REQUIRED TASK
Pull every line with the word "answer" out of the entries below.

== RECORDED INFORMATION ==

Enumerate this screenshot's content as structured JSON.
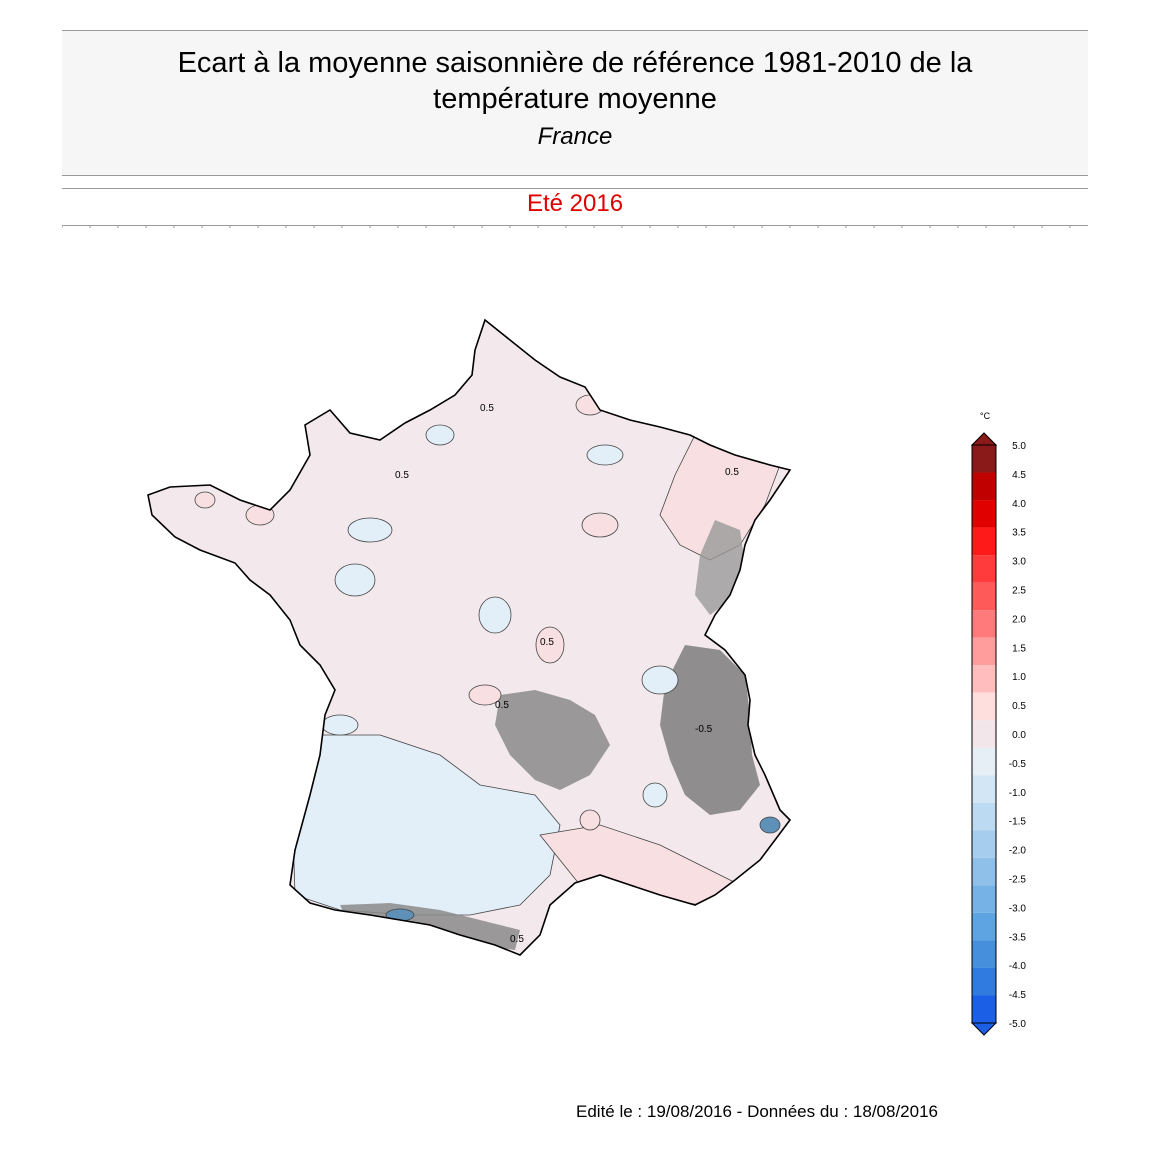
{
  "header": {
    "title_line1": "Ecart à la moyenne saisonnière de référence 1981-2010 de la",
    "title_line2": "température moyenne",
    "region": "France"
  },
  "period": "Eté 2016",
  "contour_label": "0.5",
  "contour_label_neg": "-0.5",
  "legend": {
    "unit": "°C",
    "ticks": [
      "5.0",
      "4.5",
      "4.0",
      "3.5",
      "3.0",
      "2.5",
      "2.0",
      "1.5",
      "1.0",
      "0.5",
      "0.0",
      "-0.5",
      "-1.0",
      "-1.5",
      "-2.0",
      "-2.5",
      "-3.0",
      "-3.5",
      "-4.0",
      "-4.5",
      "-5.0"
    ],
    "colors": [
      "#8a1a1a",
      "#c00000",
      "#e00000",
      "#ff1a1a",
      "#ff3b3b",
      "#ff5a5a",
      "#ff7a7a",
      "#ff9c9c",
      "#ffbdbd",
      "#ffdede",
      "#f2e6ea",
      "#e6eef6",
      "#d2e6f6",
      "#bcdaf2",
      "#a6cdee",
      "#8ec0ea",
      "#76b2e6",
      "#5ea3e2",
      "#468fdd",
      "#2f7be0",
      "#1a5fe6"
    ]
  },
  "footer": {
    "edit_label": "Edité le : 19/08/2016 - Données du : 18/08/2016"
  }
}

===
== RECORDED INFORMATION ==

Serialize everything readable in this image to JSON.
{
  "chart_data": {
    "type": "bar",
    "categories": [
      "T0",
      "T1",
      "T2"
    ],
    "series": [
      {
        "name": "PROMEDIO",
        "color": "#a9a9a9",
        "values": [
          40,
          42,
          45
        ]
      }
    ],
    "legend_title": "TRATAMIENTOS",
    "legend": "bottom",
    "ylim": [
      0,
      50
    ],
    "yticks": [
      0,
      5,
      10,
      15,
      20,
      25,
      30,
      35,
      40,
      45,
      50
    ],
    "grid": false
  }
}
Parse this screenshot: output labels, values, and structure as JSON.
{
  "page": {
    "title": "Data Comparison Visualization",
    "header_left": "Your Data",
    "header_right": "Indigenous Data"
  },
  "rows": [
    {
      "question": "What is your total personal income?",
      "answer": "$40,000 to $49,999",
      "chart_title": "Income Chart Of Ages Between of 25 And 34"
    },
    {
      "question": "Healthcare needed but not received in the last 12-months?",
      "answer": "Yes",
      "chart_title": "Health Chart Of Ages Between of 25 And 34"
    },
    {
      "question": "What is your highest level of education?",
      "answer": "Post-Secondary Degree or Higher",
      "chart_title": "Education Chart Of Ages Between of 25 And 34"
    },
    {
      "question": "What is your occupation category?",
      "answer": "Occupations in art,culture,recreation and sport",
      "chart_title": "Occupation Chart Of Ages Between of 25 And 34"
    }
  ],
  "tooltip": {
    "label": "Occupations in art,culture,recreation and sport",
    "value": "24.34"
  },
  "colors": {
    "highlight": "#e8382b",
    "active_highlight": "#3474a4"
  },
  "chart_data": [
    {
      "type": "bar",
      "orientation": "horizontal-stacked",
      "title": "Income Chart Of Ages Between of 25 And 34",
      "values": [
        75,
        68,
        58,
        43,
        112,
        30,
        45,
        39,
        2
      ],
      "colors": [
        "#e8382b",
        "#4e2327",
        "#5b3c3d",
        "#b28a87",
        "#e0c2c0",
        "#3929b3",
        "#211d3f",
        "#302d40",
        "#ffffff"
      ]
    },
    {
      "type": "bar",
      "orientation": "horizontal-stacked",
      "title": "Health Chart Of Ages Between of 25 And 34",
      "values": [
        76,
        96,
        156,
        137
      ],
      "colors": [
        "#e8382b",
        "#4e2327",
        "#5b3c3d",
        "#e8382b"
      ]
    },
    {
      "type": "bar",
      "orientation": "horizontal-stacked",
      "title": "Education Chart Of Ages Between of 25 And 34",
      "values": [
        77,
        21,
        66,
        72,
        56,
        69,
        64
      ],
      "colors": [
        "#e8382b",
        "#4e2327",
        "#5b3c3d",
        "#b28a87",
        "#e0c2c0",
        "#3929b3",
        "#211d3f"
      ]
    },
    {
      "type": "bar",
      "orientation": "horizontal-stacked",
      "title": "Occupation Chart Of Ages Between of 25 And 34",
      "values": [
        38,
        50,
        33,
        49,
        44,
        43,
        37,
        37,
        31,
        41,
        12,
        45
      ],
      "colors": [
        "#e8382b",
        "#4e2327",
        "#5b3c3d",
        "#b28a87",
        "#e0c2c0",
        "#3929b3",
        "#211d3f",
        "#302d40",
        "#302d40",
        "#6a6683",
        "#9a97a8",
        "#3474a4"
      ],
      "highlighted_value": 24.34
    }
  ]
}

===
== RECORDED INFORMATION ==

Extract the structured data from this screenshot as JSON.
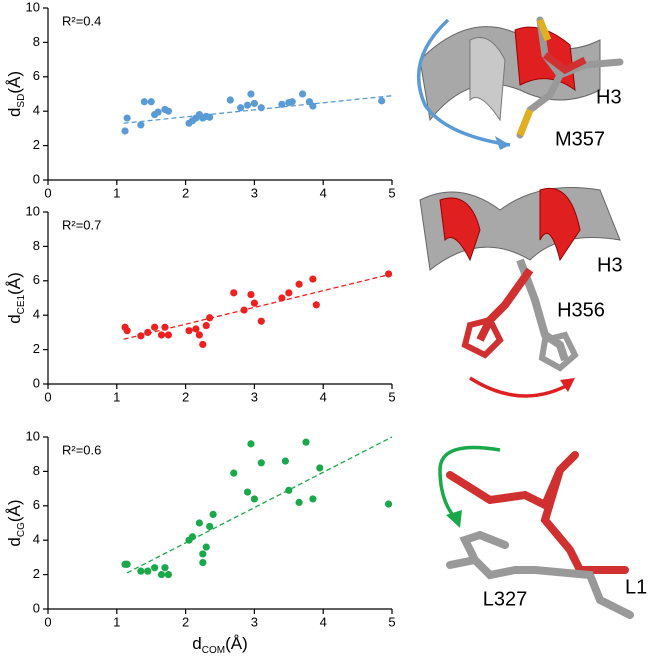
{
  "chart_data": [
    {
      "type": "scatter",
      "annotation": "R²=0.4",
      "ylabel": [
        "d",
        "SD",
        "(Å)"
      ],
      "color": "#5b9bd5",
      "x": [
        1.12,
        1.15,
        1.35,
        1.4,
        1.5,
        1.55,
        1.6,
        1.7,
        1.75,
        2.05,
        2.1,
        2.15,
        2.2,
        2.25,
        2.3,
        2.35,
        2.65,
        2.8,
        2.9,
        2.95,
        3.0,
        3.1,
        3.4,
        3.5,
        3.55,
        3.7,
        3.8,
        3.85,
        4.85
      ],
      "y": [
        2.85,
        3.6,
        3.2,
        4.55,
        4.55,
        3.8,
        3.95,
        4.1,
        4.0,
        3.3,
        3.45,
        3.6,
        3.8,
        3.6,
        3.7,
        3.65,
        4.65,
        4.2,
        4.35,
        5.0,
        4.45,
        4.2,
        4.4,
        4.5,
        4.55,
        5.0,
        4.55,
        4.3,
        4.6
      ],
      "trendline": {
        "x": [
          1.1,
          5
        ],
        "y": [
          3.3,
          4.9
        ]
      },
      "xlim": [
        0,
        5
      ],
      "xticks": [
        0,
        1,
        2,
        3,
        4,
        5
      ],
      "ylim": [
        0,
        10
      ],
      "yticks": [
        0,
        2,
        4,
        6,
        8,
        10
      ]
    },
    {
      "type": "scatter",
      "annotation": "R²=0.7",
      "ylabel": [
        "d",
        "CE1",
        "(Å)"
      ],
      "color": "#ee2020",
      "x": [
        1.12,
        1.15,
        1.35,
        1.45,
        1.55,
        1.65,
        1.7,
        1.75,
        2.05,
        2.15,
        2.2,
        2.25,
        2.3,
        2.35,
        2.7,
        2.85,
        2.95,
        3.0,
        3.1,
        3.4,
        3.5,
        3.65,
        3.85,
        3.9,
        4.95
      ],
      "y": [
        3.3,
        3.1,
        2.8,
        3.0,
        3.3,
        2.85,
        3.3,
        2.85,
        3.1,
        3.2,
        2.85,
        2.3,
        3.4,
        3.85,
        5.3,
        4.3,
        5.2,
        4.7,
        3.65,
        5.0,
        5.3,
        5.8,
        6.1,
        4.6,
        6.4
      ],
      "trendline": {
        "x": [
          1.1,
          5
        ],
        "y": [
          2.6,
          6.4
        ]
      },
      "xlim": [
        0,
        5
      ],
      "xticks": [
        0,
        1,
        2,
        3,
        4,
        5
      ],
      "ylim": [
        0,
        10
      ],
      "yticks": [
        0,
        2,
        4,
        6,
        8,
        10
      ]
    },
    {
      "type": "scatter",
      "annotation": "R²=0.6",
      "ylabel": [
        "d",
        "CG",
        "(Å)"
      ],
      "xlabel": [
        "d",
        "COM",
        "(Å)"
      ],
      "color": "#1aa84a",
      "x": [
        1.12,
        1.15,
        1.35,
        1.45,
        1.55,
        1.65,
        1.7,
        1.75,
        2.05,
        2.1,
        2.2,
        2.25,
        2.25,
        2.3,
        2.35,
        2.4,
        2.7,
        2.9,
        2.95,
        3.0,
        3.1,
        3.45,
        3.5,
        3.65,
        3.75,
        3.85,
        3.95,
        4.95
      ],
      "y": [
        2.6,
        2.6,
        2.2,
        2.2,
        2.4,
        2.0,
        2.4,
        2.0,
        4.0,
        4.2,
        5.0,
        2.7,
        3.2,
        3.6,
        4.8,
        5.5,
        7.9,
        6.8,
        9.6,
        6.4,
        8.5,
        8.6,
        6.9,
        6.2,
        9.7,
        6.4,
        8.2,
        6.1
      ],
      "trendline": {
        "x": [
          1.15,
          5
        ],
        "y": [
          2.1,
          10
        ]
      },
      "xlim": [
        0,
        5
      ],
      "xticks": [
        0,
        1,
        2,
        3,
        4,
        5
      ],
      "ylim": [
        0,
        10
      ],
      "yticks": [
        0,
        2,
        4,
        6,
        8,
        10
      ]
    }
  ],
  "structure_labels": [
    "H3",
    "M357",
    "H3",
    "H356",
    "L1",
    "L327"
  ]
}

===

RESPONSE FOR THIS EXERCISE
      "answer": "$40,000 to $49,999",
      "answer": "Yes",
      "answer": "Post-Secondary Degree or Higher",
      "answer": "Occupations in art,culture,recreation and sport",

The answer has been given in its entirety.